**Aim**
Copy the records below exactly as they are written.

:::::

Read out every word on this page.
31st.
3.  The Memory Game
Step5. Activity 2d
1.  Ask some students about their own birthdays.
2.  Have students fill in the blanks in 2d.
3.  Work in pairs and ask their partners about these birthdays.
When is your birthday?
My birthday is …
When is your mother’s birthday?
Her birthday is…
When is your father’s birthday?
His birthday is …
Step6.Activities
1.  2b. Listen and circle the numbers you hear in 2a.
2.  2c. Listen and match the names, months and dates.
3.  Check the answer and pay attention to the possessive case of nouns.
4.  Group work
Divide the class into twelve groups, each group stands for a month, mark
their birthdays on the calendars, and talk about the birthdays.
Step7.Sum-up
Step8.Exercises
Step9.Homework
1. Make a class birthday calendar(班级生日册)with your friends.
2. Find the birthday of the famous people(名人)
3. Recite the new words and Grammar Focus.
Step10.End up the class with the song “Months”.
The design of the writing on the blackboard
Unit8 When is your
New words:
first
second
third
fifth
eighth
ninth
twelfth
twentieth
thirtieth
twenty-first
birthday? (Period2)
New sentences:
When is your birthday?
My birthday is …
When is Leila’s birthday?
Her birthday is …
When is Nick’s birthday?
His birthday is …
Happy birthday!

:::::

**Response**
Read out every word on this page.
31st.
3.  The Memory Game
Step5. Activity 2d
1.  Ask some students about their own birthdays.
2.  Have students fill in the blanks in 2d.
3.  Work in pairs and ask their partners about these birthdays.
When is your birthday?
My birthday is …
When is your mother’s birthday?
Her birthday is…
When is your father’s birthday?
His birthday is …
Step6.Activities
1.  2b. Listen and circle the numbers you hear in 2a.
2.  2c. Listen and match the names, months and dates.
3.  Check the answer and pay attention to the possessive case of nouns.
4.  Group work
Divide the class into twelve groups, each group stands for a month, mark
their birthdays on the calendars, and talk about the birthdays.
Step7.Sum-up
Step8.Exercises
Step9.Homework
1. Make a class birthday calendar(班级生日册)with your friends.
2. Find the birthday of the famous people(名人)
3. Recite the new words and Grammar Focus.
Step10.End up the class with the song “Months”.
The design of the writing on the blackboard
Unit8 When is your
New words:
first
second
third
fifth
eighth
ninth
twelfth
twentieth
thirtieth
twenty-first
birthday? (Period2)
New sentences:
When is your birthday?
My birthday is …
When is Leila’s birthday?
Her birthday is …
When is Nick’s birthday?
His birthday is …
Happy birthday!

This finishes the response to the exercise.